Goal of the exercise>
Your task is to gather the lines below that hold the string "daily".

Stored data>
▼▼▼
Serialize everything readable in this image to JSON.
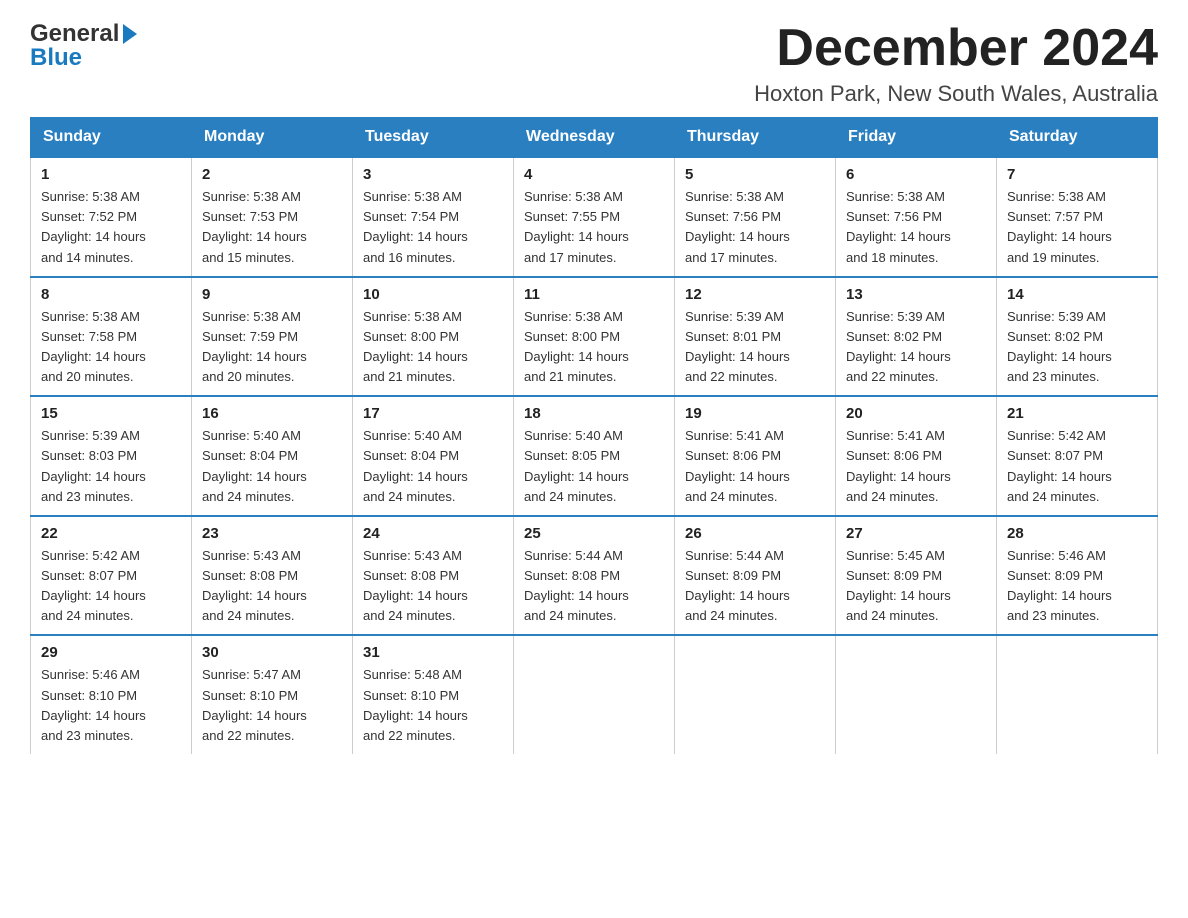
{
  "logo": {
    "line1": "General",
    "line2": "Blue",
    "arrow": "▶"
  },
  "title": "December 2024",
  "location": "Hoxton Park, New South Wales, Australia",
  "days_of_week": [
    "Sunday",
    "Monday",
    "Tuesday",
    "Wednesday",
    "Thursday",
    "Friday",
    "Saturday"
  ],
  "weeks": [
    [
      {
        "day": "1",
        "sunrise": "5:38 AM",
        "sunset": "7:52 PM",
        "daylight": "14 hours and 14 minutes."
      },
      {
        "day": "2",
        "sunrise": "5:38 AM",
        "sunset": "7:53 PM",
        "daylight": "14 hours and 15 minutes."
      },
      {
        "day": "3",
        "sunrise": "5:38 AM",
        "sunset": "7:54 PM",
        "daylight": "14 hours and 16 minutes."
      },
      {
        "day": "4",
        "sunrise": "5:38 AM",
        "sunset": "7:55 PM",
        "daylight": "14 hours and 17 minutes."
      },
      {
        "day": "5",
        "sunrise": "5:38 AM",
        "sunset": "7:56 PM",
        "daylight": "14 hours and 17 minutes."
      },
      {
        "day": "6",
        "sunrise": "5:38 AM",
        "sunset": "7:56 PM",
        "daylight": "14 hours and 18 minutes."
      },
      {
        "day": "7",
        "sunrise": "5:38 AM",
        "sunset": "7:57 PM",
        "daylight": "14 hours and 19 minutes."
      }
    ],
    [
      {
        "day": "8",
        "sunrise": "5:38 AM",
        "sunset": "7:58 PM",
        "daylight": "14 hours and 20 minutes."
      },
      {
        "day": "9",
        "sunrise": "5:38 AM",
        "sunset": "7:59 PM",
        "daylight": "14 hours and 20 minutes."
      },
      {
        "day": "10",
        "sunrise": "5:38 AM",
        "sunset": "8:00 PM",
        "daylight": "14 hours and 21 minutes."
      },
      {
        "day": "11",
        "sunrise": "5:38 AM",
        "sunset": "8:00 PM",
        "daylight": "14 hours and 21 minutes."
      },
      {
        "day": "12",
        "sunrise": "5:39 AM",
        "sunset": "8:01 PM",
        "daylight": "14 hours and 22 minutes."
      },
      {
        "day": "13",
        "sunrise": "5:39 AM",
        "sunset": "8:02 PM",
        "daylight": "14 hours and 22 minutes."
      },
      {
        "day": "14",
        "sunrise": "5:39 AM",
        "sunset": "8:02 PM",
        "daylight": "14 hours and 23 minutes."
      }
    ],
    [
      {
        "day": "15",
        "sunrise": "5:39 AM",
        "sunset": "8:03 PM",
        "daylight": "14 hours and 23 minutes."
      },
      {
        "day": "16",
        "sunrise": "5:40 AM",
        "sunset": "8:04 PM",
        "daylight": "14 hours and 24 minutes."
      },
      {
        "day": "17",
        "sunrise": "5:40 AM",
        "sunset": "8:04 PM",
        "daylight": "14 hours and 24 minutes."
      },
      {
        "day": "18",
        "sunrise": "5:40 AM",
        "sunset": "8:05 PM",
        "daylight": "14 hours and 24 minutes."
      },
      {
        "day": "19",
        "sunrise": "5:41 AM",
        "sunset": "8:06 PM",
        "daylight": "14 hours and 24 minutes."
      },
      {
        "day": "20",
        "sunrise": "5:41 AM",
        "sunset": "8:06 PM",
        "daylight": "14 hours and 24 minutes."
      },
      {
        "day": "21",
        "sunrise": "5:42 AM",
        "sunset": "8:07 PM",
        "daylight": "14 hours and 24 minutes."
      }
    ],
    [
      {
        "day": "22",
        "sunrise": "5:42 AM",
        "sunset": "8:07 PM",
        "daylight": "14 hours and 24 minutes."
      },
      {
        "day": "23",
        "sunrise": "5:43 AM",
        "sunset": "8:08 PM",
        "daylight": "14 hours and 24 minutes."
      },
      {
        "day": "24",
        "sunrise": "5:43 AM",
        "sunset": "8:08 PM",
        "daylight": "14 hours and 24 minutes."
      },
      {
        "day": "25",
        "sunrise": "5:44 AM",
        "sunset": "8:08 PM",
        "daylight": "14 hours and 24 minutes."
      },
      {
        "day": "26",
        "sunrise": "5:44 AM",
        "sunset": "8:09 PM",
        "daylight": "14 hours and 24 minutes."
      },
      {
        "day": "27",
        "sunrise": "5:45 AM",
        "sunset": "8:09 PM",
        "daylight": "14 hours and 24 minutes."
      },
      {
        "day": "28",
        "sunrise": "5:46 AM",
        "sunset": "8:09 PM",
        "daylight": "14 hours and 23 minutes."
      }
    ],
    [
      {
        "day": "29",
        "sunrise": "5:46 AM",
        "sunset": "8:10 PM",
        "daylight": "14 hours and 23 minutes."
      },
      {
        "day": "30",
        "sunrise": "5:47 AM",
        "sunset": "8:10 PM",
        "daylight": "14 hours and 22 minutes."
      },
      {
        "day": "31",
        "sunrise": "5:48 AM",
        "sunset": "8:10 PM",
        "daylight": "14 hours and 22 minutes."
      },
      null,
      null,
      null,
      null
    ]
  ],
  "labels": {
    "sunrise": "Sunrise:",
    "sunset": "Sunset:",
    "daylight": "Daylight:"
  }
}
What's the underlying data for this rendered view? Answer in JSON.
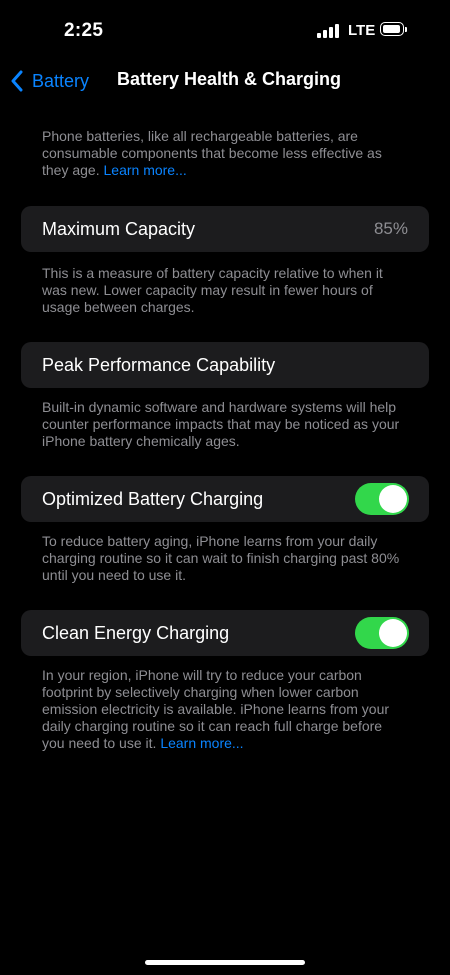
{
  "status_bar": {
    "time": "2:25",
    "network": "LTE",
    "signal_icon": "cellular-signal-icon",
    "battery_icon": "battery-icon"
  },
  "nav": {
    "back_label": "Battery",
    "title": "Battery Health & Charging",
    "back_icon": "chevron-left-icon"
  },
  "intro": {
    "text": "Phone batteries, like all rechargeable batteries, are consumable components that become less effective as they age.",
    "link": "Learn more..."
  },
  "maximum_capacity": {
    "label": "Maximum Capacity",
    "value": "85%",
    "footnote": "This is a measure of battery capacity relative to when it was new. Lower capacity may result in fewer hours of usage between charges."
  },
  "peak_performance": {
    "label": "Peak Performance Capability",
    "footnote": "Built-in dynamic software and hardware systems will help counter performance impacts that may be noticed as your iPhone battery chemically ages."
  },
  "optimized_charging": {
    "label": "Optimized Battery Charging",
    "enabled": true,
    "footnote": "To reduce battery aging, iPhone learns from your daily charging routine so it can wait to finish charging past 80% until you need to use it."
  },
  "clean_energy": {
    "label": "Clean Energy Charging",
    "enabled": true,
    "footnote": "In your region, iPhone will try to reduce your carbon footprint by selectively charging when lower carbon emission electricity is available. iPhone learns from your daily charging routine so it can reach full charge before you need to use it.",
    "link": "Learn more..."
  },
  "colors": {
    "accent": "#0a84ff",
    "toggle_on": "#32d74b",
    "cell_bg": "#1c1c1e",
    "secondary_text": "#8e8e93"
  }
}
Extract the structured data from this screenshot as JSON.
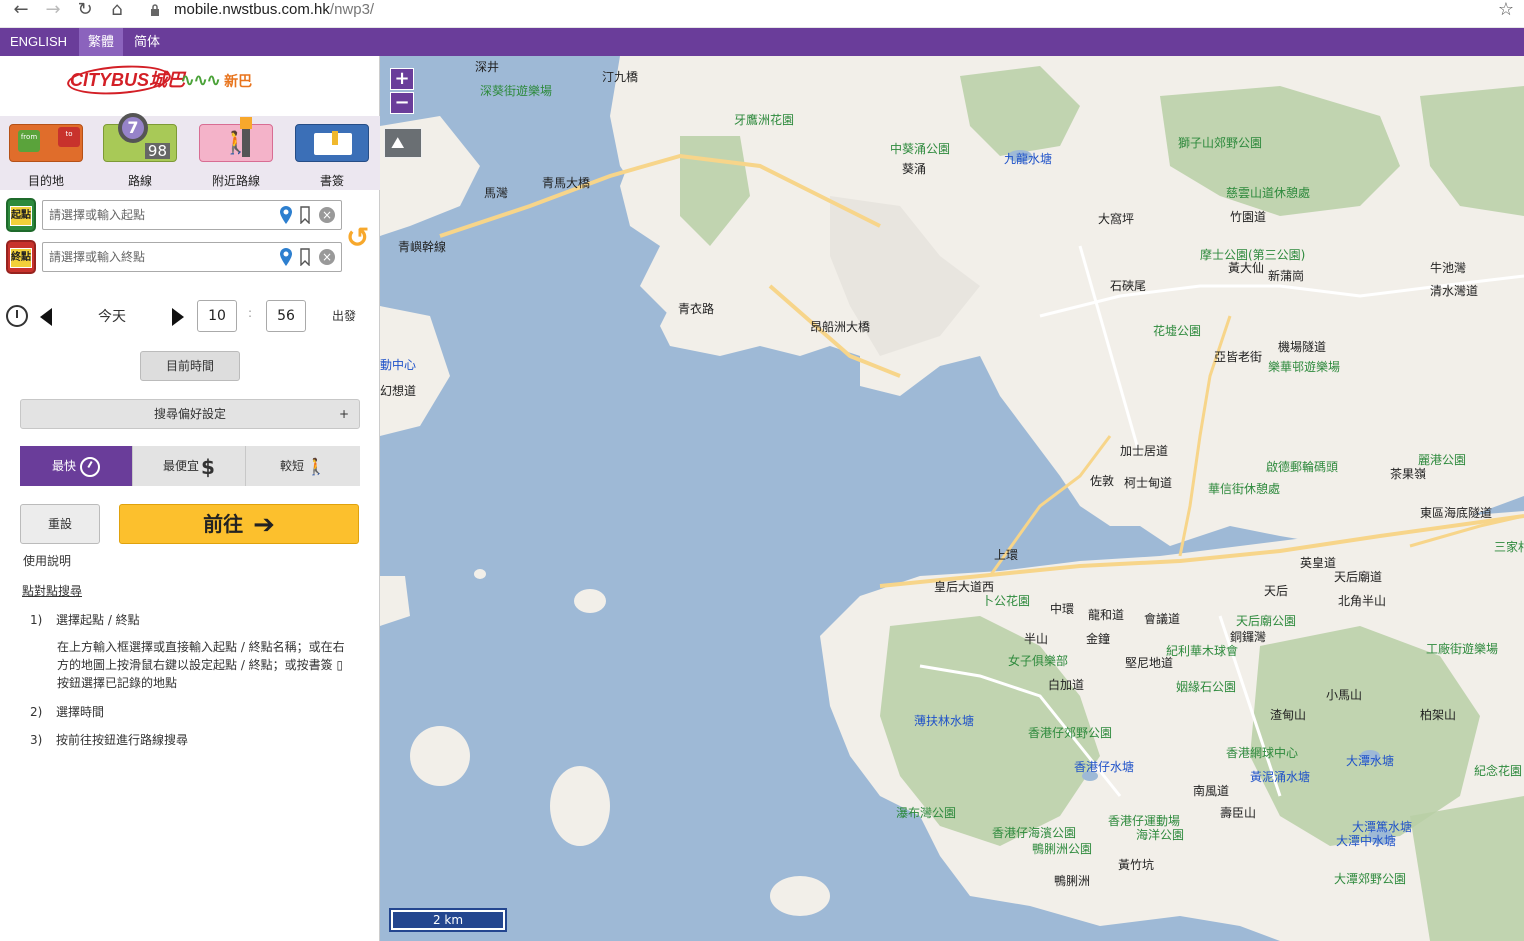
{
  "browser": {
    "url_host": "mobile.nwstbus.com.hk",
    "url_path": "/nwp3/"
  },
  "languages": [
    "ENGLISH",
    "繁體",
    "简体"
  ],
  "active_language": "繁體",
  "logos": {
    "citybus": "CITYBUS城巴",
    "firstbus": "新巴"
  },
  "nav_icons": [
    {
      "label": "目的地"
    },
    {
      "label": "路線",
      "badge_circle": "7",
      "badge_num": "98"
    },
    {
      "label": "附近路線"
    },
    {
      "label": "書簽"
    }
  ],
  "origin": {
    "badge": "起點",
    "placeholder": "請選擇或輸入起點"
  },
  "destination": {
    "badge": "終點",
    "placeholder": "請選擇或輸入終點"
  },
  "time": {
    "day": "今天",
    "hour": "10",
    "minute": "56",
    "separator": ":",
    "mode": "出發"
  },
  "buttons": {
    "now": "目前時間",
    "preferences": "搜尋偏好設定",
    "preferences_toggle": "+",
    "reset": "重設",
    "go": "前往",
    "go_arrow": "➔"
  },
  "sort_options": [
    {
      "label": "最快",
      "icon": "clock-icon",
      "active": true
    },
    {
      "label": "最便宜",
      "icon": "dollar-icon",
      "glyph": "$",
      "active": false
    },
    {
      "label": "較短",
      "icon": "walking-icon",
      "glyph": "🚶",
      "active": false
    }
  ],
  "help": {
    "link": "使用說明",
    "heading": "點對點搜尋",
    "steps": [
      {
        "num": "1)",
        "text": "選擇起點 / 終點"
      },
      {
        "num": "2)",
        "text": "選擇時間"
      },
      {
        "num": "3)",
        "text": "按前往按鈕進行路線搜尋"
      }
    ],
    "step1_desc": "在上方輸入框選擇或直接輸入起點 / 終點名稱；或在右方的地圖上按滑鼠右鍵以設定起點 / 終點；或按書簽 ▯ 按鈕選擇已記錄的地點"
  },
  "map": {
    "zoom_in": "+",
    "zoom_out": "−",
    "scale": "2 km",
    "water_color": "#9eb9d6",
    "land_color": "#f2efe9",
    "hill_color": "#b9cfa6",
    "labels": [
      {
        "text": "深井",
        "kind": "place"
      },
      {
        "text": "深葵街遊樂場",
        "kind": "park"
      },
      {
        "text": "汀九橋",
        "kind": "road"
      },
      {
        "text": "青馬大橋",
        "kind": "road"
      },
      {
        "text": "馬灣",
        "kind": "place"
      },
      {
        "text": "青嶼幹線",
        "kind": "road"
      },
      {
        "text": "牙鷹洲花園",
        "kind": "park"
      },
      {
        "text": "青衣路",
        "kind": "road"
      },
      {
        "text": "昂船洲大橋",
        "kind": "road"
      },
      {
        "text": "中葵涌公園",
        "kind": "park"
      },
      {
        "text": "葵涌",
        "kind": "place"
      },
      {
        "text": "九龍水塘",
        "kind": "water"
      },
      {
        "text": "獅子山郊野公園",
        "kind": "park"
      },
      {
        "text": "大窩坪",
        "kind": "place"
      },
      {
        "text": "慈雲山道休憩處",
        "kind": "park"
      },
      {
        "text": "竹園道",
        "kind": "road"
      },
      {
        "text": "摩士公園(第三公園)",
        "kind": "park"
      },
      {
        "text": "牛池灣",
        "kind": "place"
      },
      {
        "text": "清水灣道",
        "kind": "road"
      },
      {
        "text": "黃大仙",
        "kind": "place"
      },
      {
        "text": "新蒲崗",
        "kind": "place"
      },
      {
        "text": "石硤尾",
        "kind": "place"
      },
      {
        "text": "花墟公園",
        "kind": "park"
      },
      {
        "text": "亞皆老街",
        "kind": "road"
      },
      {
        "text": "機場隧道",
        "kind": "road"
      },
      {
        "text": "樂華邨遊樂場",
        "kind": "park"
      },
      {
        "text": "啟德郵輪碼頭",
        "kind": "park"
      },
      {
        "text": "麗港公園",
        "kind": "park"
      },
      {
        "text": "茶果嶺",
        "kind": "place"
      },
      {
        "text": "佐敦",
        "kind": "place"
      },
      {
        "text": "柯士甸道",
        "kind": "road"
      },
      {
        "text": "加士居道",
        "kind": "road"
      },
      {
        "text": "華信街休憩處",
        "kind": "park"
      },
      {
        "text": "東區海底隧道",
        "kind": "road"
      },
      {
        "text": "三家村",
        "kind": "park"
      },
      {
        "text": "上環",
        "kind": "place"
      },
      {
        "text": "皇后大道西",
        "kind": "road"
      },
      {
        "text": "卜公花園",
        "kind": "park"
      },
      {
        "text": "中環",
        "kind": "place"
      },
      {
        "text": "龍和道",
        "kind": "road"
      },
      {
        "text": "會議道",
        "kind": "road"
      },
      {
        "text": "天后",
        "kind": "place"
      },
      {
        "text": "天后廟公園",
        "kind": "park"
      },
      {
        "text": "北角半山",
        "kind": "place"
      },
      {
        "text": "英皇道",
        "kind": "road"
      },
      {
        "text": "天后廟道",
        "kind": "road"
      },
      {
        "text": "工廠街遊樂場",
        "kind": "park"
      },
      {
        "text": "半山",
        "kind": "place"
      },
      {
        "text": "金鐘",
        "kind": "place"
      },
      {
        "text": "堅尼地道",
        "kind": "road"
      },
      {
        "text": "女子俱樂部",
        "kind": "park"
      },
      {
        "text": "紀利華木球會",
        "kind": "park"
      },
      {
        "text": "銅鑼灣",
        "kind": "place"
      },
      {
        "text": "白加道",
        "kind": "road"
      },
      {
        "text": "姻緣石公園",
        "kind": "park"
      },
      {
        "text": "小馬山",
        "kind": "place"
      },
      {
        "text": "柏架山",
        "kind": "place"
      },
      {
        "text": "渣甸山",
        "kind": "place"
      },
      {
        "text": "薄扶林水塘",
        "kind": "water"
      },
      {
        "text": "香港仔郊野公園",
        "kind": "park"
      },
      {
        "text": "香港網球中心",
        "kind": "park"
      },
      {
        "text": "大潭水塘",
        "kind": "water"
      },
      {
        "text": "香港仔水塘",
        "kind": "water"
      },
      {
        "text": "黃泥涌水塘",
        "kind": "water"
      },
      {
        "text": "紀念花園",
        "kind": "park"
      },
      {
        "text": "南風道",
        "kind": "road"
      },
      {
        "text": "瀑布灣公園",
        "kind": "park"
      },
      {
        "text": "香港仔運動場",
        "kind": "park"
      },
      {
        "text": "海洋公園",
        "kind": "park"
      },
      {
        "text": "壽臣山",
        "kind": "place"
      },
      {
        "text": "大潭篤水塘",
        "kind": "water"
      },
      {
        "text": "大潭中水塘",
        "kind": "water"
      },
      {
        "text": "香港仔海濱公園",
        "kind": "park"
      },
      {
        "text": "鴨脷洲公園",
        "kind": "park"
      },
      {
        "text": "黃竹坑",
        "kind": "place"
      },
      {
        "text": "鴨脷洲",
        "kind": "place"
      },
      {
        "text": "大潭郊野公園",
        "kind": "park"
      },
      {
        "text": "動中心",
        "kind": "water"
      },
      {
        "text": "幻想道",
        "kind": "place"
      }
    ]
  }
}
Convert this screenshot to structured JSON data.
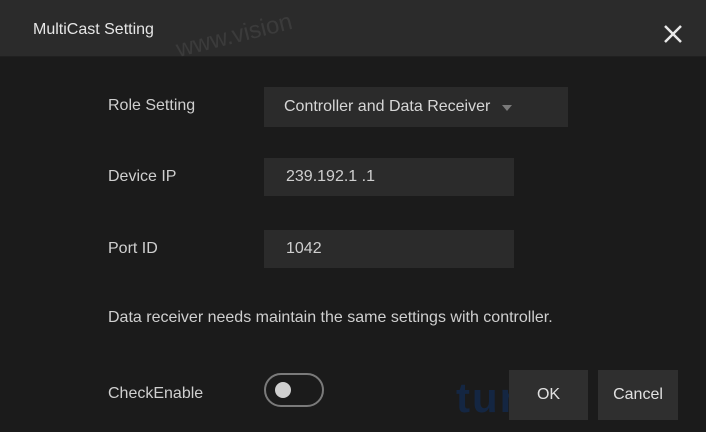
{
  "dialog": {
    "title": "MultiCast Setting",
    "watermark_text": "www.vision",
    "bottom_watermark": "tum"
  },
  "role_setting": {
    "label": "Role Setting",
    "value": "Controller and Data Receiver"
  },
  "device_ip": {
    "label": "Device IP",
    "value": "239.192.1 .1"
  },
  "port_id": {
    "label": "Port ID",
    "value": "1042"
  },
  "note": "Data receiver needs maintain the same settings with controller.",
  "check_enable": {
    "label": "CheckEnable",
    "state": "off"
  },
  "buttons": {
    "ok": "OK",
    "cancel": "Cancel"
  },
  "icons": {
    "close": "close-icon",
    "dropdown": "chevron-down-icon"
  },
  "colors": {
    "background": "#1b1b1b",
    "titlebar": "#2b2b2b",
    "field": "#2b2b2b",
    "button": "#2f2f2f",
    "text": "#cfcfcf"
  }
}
▲▲▲
The solution>
    "footnote": "To reduce battery aging, iPhone learns from your daily charging routine so it can wait to finish charging past 80% until you need to use it."
    "footnote": "In your region, iPhone will try to reduce your carbon footprint by selectively charging when lower carbon emission electricity is available. iPhone learns from your daily charging routine so it can reach full charge before you need to use it.",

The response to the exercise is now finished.